### Input data
--------------------------------------------------

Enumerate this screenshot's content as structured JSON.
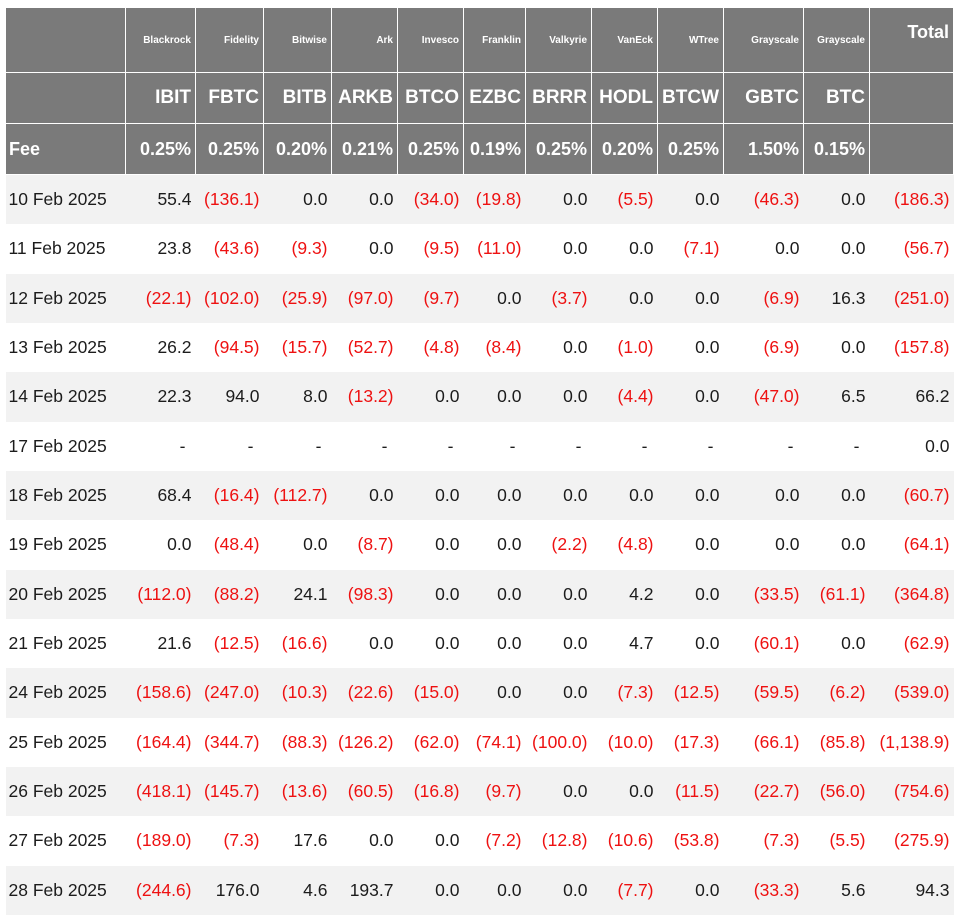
{
  "table": {
    "columns": [
      {
        "issuer": "Blackrock",
        "ticker": "IBIT",
        "fee": "0.25%"
      },
      {
        "issuer": "Fidelity",
        "ticker": "FBTC",
        "fee": "0.25%"
      },
      {
        "issuer": "Bitwise",
        "ticker": "BITB",
        "fee": "0.20%"
      },
      {
        "issuer": "Ark",
        "ticker": "ARKB",
        "fee": "0.21%"
      },
      {
        "issuer": "Invesco",
        "ticker": "BTCO",
        "fee": "0.25%"
      },
      {
        "issuer": "Franklin",
        "ticker": "EZBC",
        "fee": "0.19%"
      },
      {
        "issuer": "Valkyrie",
        "ticker": "BRRR",
        "fee": "0.25%"
      },
      {
        "issuer": "VanEck",
        "ticker": "HODL",
        "fee": "0.20%"
      },
      {
        "issuer": "WTree",
        "ticker": "BTCW",
        "fee": "0.25%"
      },
      {
        "issuer": "Grayscale",
        "ticker": "GBTC",
        "fee": "1.50%"
      },
      {
        "issuer": "Grayscale",
        "ticker": "BTC",
        "fee": "0.15%"
      }
    ],
    "total_label": "Total",
    "fee_label": "Fee",
    "rows": [
      {
        "date": "10 Feb 2025",
        "values": [
          "55.4",
          "(136.1)",
          "0.0",
          "0.0",
          "(34.0)",
          "(19.8)",
          "0.0",
          "(5.5)",
          "0.0",
          "(46.3)",
          "0.0"
        ],
        "total": "(186.3)"
      },
      {
        "date": "11 Feb 2025",
        "values": [
          "23.8",
          "(43.6)",
          "(9.3)",
          "0.0",
          "(9.5)",
          "(11.0)",
          "0.0",
          "0.0",
          "(7.1)",
          "0.0",
          "0.0"
        ],
        "total": "(56.7)"
      },
      {
        "date": "12 Feb 2025",
        "values": [
          "(22.1)",
          "(102.0)",
          "(25.9)",
          "(97.0)",
          "(9.7)",
          "0.0",
          "(3.7)",
          "0.0",
          "0.0",
          "(6.9)",
          "16.3"
        ],
        "total": "(251.0)"
      },
      {
        "date": "13 Feb 2025",
        "values": [
          "26.2",
          "(94.5)",
          "(15.7)",
          "(52.7)",
          "(4.8)",
          "(8.4)",
          "0.0",
          "(1.0)",
          "0.0",
          "(6.9)",
          "0.0"
        ],
        "total": "(157.8)"
      },
      {
        "date": "14 Feb 2025",
        "values": [
          "22.3",
          "94.0",
          "8.0",
          "(13.2)",
          "0.0",
          "0.0",
          "0.0",
          "(4.4)",
          "0.0",
          "(47.0)",
          "6.5"
        ],
        "total": "66.2"
      },
      {
        "date": "17 Feb 2025",
        "values": [
          "-",
          "-",
          "-",
          "-",
          "-",
          "-",
          "-",
          "-",
          "-",
          "-",
          "-"
        ],
        "total": "0.0"
      },
      {
        "date": "18 Feb 2025",
        "values": [
          "68.4",
          "(16.4)",
          "(112.7)",
          "0.0",
          "0.0",
          "0.0",
          "0.0",
          "0.0",
          "0.0",
          "0.0",
          "0.0"
        ],
        "total": "(60.7)"
      },
      {
        "date": "19 Feb 2025",
        "values": [
          "0.0",
          "(48.4)",
          "0.0",
          "(8.7)",
          "0.0",
          "0.0",
          "(2.2)",
          "(4.8)",
          "0.0",
          "0.0",
          "0.0"
        ],
        "total": "(64.1)"
      },
      {
        "date": "20 Feb 2025",
        "values": [
          "(112.0)",
          "(88.2)",
          "24.1",
          "(98.3)",
          "0.0",
          "0.0",
          "0.0",
          "4.2",
          "0.0",
          "(33.5)",
          "(61.1)"
        ],
        "total": "(364.8)"
      },
      {
        "date": "21 Feb 2025",
        "values": [
          "21.6",
          "(12.5)",
          "(16.6)",
          "0.0",
          "0.0",
          "0.0",
          "0.0",
          "4.7",
          "0.0",
          "(60.1)",
          "0.0"
        ],
        "total": "(62.9)"
      },
      {
        "date": "24 Feb 2025",
        "values": [
          "(158.6)",
          "(247.0)",
          "(10.3)",
          "(22.6)",
          "(15.0)",
          "0.0",
          "0.0",
          "(7.3)",
          "(12.5)",
          "(59.5)",
          "(6.2)"
        ],
        "total": "(539.0)"
      },
      {
        "date": "25 Feb 2025",
        "values": [
          "(164.4)",
          "(344.7)",
          "(88.3)",
          "(126.2)",
          "(62.0)",
          "(74.1)",
          "(100.0)",
          "(10.0)",
          "(17.3)",
          "(66.1)",
          "(85.8)"
        ],
        "total": "(1,138.9)"
      },
      {
        "date": "26 Feb 2025",
        "values": [
          "(418.1)",
          "(145.7)",
          "(13.6)",
          "(60.5)",
          "(16.8)",
          "(9.7)",
          "0.0",
          "0.0",
          "(11.5)",
          "(22.7)",
          "(56.0)"
        ],
        "total": "(754.6)"
      },
      {
        "date": "27 Feb 2025",
        "values": [
          "(189.0)",
          "(7.3)",
          "17.6",
          "0.0",
          "0.0",
          "(7.2)",
          "(12.8)",
          "(10.6)",
          "(53.8)",
          "(7.3)",
          "(5.5)"
        ],
        "total": "(275.9)"
      },
      {
        "date": "28 Feb 2025",
        "values": [
          "(244.6)",
          "176.0",
          "4.6",
          "193.7",
          "0.0",
          "0.0",
          "0.0",
          "(7.7)",
          "0.0",
          "(33.3)",
          "5.6"
        ],
        "total": "94.3"
      }
    ]
  },
  "colors": {
    "header_bg": "#7a7a7a",
    "header_text": "#ffffff",
    "negative": "#ee1111",
    "stripe": "#f2f2f2"
  }
}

--------------------------------------------------

### Set exercise
Write the listing out a second time exactly, dropping all images.

### Answer to this problem
Enumerate this screenshot's content as structured JSON.
{
  "table": {
    "columns": [
      {
        "issuer": "Blackrock",
        "ticker": "IBIT",
        "fee": "0.25%"
      },
      {
        "issuer": "Fidelity",
        "ticker": "FBTC",
        "fee": "0.25%"
      },
      {
        "issuer": "Bitwise",
        "ticker": "BITB",
        "fee": "0.20%"
      },
      {
        "issuer": "Ark",
        "ticker": "ARKB",
        "fee": "0.21%"
      },
      {
        "issuer": "Invesco",
        "ticker": "BTCO",
        "fee": "0.25%"
      },
      {
        "issuer": "Franklin",
        "ticker": "EZBC",
        "fee": "0.19%"
      },
      {
        "issuer": "Valkyrie",
        "ticker": "BRRR",
        "fee": "0.25%"
      },
      {
        "issuer": "VanEck",
        "ticker": "HODL",
        "fee": "0.20%"
      },
      {
        "issuer": "WTree",
        "ticker": "BTCW",
        "fee": "0.25%"
      },
      {
        "issuer": "Grayscale",
        "ticker": "GBTC",
        "fee": "1.50%"
      },
      {
        "issuer": "Grayscale",
        "ticker": "BTC",
        "fee": "0.15%"
      }
    ],
    "total_label": "Total",
    "fee_label": "Fee",
    "rows": [
      {
        "date": "10 Feb 2025",
        "values": [
          "55.4",
          "(136.1)",
          "0.0",
          "0.0",
          "(34.0)",
          "(19.8)",
          "0.0",
          "(5.5)",
          "0.0",
          "(46.3)",
          "0.0"
        ],
        "total": "(186.3)"
      },
      {
        "date": "11 Feb 2025",
        "values": [
          "23.8",
          "(43.6)",
          "(9.3)",
          "0.0",
          "(9.5)",
          "(11.0)",
          "0.0",
          "0.0",
          "(7.1)",
          "0.0",
          "0.0"
        ],
        "total": "(56.7)"
      },
      {
        "date": "12 Feb 2025",
        "values": [
          "(22.1)",
          "(102.0)",
          "(25.9)",
          "(97.0)",
          "(9.7)",
          "0.0",
          "(3.7)",
          "0.0",
          "0.0",
          "(6.9)",
          "16.3"
        ],
        "total": "(251.0)"
      },
      {
        "date": "13 Feb 2025",
        "values": [
          "26.2",
          "(94.5)",
          "(15.7)",
          "(52.7)",
          "(4.8)",
          "(8.4)",
          "0.0",
          "(1.0)",
          "0.0",
          "(6.9)",
          "0.0"
        ],
        "total": "(157.8)"
      },
      {
        "date": "14 Feb 2025",
        "values": [
          "22.3",
          "94.0",
          "8.0",
          "(13.2)",
          "0.0",
          "0.0",
          "0.0",
          "(4.4)",
          "0.0",
          "(47.0)",
          "6.5"
        ],
        "total": "66.2"
      },
      {
        "date": "17 Feb 2025",
        "values": [
          "-",
          "-",
          "-",
          "-",
          "-",
          "-",
          "-",
          "-",
          "-",
          "-",
          "-"
        ],
        "total": "0.0"
      },
      {
        "date": "18 Feb 2025",
        "values": [
          "68.4",
          "(16.4)",
          "(112.7)",
          "0.0",
          "0.0",
          "0.0",
          "0.0",
          "0.0",
          "0.0",
          "0.0",
          "0.0"
        ],
        "total": "(60.7)"
      },
      {
        "date": "19 Feb 2025",
        "values": [
          "0.0",
          "(48.4)",
          "0.0",
          "(8.7)",
          "0.0",
          "0.0",
          "(2.2)",
          "(4.8)",
          "0.0",
          "0.0",
          "0.0"
        ],
        "total": "(64.1)"
      },
      {
        "date": "20 Feb 2025",
        "values": [
          "(112.0)",
          "(88.2)",
          "24.1",
          "(98.3)",
          "0.0",
          "0.0",
          "0.0",
          "4.2",
          "0.0",
          "(33.5)",
          "(61.1)"
        ],
        "total": "(364.8)"
      },
      {
        "date": "21 Feb 2025",
        "values": [
          "21.6",
          "(12.5)",
          "(16.6)",
          "0.0",
          "0.0",
          "0.0",
          "0.0",
          "4.7",
          "0.0",
          "(60.1)",
          "0.0"
        ],
        "total": "(62.9)"
      },
      {
        "date": "24 Feb 2025",
        "values": [
          "(158.6)",
          "(247.0)",
          "(10.3)",
          "(22.6)",
          "(15.0)",
          "0.0",
          "0.0",
          "(7.3)",
          "(12.5)",
          "(59.5)",
          "(6.2)"
        ],
        "total": "(539.0)"
      },
      {
        "date": "25 Feb 2025",
        "values": [
          "(164.4)",
          "(344.7)",
          "(88.3)",
          "(126.2)",
          "(62.0)",
          "(74.1)",
          "(100.0)",
          "(10.0)",
          "(17.3)",
          "(66.1)",
          "(85.8)"
        ],
        "total": "(1,138.9)"
      },
      {
        "date": "26 Feb 2025",
        "values": [
          "(418.1)",
          "(145.7)",
          "(13.6)",
          "(60.5)",
          "(16.8)",
          "(9.7)",
          "0.0",
          "0.0",
          "(11.5)",
          "(22.7)",
          "(56.0)"
        ],
        "total": "(754.6)"
      },
      {
        "date": "27 Feb 2025",
        "values": [
          "(189.0)",
          "(7.3)",
          "17.6",
          "0.0",
          "0.0",
          "(7.2)",
          "(12.8)",
          "(10.6)",
          "(53.8)",
          "(7.3)",
          "(5.5)"
        ],
        "total": "(275.9)"
      },
      {
        "date": "28 Feb 2025",
        "values": [
          "(244.6)",
          "176.0",
          "4.6",
          "193.7",
          "0.0",
          "0.0",
          "0.0",
          "(7.7)",
          "0.0",
          "(33.3)",
          "5.6"
        ],
        "total": "94.3"
      }
    ]
  },
  "colors": {
    "header_bg": "#7a7a7a",
    "header_text": "#ffffff",
    "negative": "#ee1111",
    "stripe": "#f2f2f2"
  }
}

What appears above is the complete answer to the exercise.